OBJECTIVE: Reproduce the listing word for word, leaving every picture behind.

======

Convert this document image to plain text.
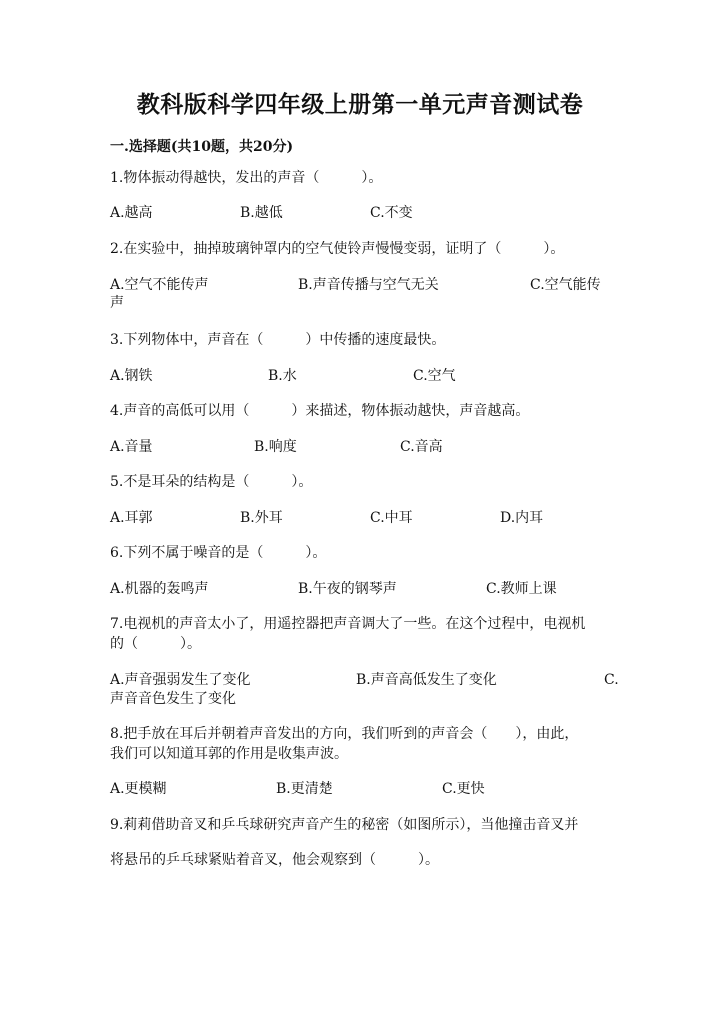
教科版科学四年级上册第一单元声音测试卷
一.选择题(共10题，共20分)
1.物体振动得越快，发出的声音（　　　）。
A.越高	B.越低	C.不变
2.在实验中，抽掉玻璃钟罩内的空气使铃声慢慢变弱，证明了（　　　）。
A.空气不能传声	B.声音传播与空气无关	C.空气能传
声
3.下列物体中，声音在（　　　）中传播的速度最快。
A.钢铁	B.水	C.空气
4.声音的高低可以用（　　　）来描述，物体振动越快，声音越高。
A.音量	B.响度	C.音高
5.不是耳朵的结构是（　　　）。
A.耳郭	B.外耳	C.中耳	D.内耳
6.下列不属于噪音的是（　　　）。
A.机器的轰鸣声	B.午夜的钢琴声	C.教师上课
7.电视机的声音太小了，用遥控器把声音调大了一些。在这个过程中，电视机
的（　　　）。
A.声音强弱发生了变化	B.声音高低发生了变化	C.
声音音色发生了变化
8.把手放在耳后并朝着声音发出的方向，我们听到的声音会（　　），由此，
我们可以知道耳郭的作用是收集声波。
A.更模糊	B.更清楚	C.更快
9.莉莉借助音叉和乒乓球研究声音产生的秘密（如图所示），当他撞击音叉并
将悬吊的乒乓球紧贴着音叉，他会观察到（　　　）。
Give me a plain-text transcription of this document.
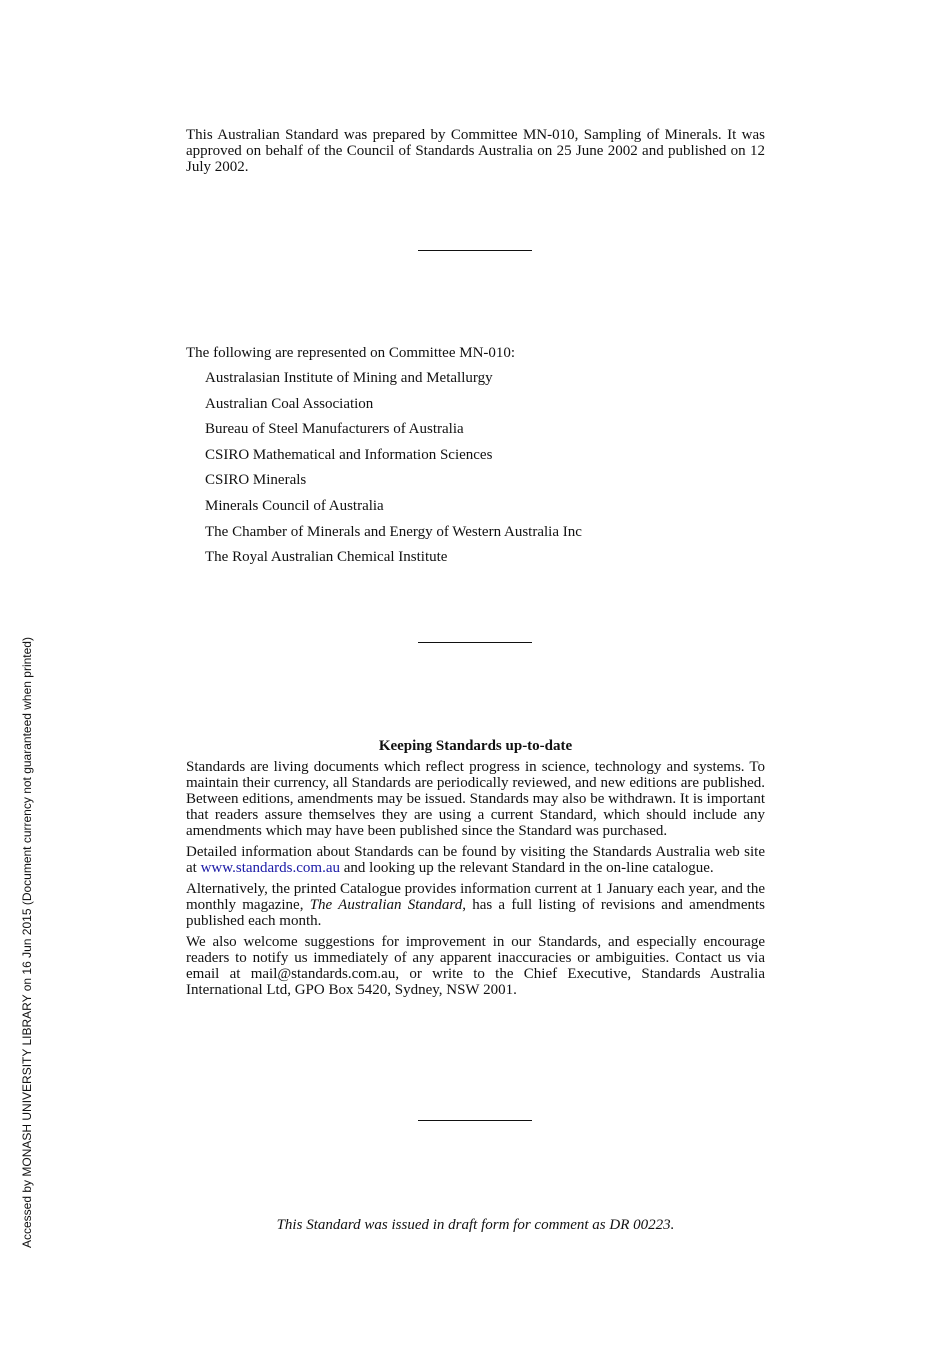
This Australian Standard was prepared by Committee MN-010, Sampling of Minerals. It was approved on behalf of the Council of Standards Australia on 25 June 2002 and published on 12 July 2002.
The following are represented on Committee MN-010:
Australasian Institute of Mining and Metallurgy
Australian Coal Association
Bureau of Steel Manufacturers of Australia
CSIRO Mathematical and Information Sciences
CSIRO Minerals
Minerals Council of Australia
The Chamber of Minerals and Energy of Western Australia Inc
The Royal Australian Chemical Institute
Keeping Standards up-to-date

Standards are living documents which reflect progress in science, technology and systems. To maintain their currency, all Standards are periodically reviewed, and new editions are published. Between editions, amendments may be issued. Standards may also be withdrawn. It is important that readers assure themselves they are using a current Standard, which should include any amendments which may have been published since the Standard was purchased.

Detailed information about Standards can be found by visiting the Standards Australia web site at www.standards.com.au and looking up the relevant Standard in the on-line catalogue.

Alternatively, the printed Catalogue provides information current at 1 January each year, and the monthly magazine, The Australian Standard, has a full listing of revisions and amendments published each month.

We also welcome suggestions for improvement in our Standards, and especially encourage readers to notify us immediately of any apparent inaccuracies or ambiguities. Contact us via email at mail@standards.com.au, or write to the Chief Executive, Standards Australia International Ltd, GPO Box 5420, Sydney, NSW 2001.

This Standard was issued in draft form for comment as DR 00223.
Accessed by MONASH UNIVERSITY LIBRARY on 16 Jun 2015 (Document currency not guaranteed when printed)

======

ANSWER:
Convert this document image to plain text.
教科版科学四年级上册第一单元声音测试卷
一.选择题(共10题，共20分)
1.物体振动得越快，发出的声音（　　　）。
A.越高	B.越低	C.不变
2.在实验中，抽掉玻璃钟罩内的空气使铃声慢慢变弱，证明了（　　　）。
A.空气不能传声	B.声音传播与空气无关	C.空气能传
声
3.下列物体中，声音在（　　　）中传播的速度最快。
A.钢铁	B.水	C.空气
4.声音的高低可以用（　　　）来描述，物体振动越快，声音越高。
A.音量	B.响度	C.音高
5.不是耳朵的结构是（　　　）。
A.耳郭	B.外耳	C.中耳	D.内耳
6.下列不属于噪音的是（　　　）。
A.机器的轰鸣声	B.午夜的钢琴声	C.教师上课
7.电视机的声音太小了，用遥控器把声音调大了一些。在这个过程中，电视机
的（　　　）。
A.声音强弱发生了变化	B.声音高低发生了变化	C.
声音音色发生了变化
8.把手放在耳后并朝着声音发出的方向，我们听到的声音会（　　），由此，
我们可以知道耳郭的作用是收集声波。
A.更模糊	B.更清楚	C.更快
9.莉莉借助音叉和乒乓球研究声音产生的秘密（如图所示），当他撞击音叉并
将悬吊的乒乓球紧贴着音叉，他会观察到（　　　）。
Give me a plain-text transcription of this document.
This Australian Standard was prepared by Committee MN-010, Sampling of Minerals. It was approved on behalf of the Council of Standards Australia on 25 June 2002 and published on 12 July 2002.
The following are represented on Committee MN-010:
Australasian Institute of Mining and Metallurgy
Australian Coal Association
Bureau of Steel Manufacturers of Australia
CSIRO Mathematical and Information Sciences
CSIRO Minerals
Minerals Council of Australia
The Chamber of Minerals and Energy of Western Australia Inc
The Royal Australian Chemical Institute
Keeping Standards up-to-date

Standards are living documents which reflect progress in science, technology and systems. To maintain their currency, all Standards are periodically reviewed, and new editions are published. Between editions, amendments may be issued. Standards may also be withdrawn. It is important that readers assure themselves they are using a current Standard, which should include any amendments which may have been published since the Standard was purchased.

Detailed information about Standards can be found by visiting the Standards Australia web site at www.standards.com.au and looking up the relevant Standard in the on-line catalogue.

Alternatively, the printed Catalogue provides information current at 1 January each year, and the monthly magazine, The Australian Standard, has a full listing of revisions and amendments published each month.

We also welcome suggestions for improvement in our Standards, and especially encourage readers to notify us immediately of any apparent inaccuracies or ambiguities. Contact us via email at mail@standards.com.au, or write to the Chief Executive, Standards Australia International Ltd, GPO Box 5420, Sydney, NSW 2001.

This Standard was issued in draft form for comment as DR 00223.
Accessed by MONASH UNIVERSITY LIBRARY on 16 Jun 2015 (Document currency not guaranteed when printed)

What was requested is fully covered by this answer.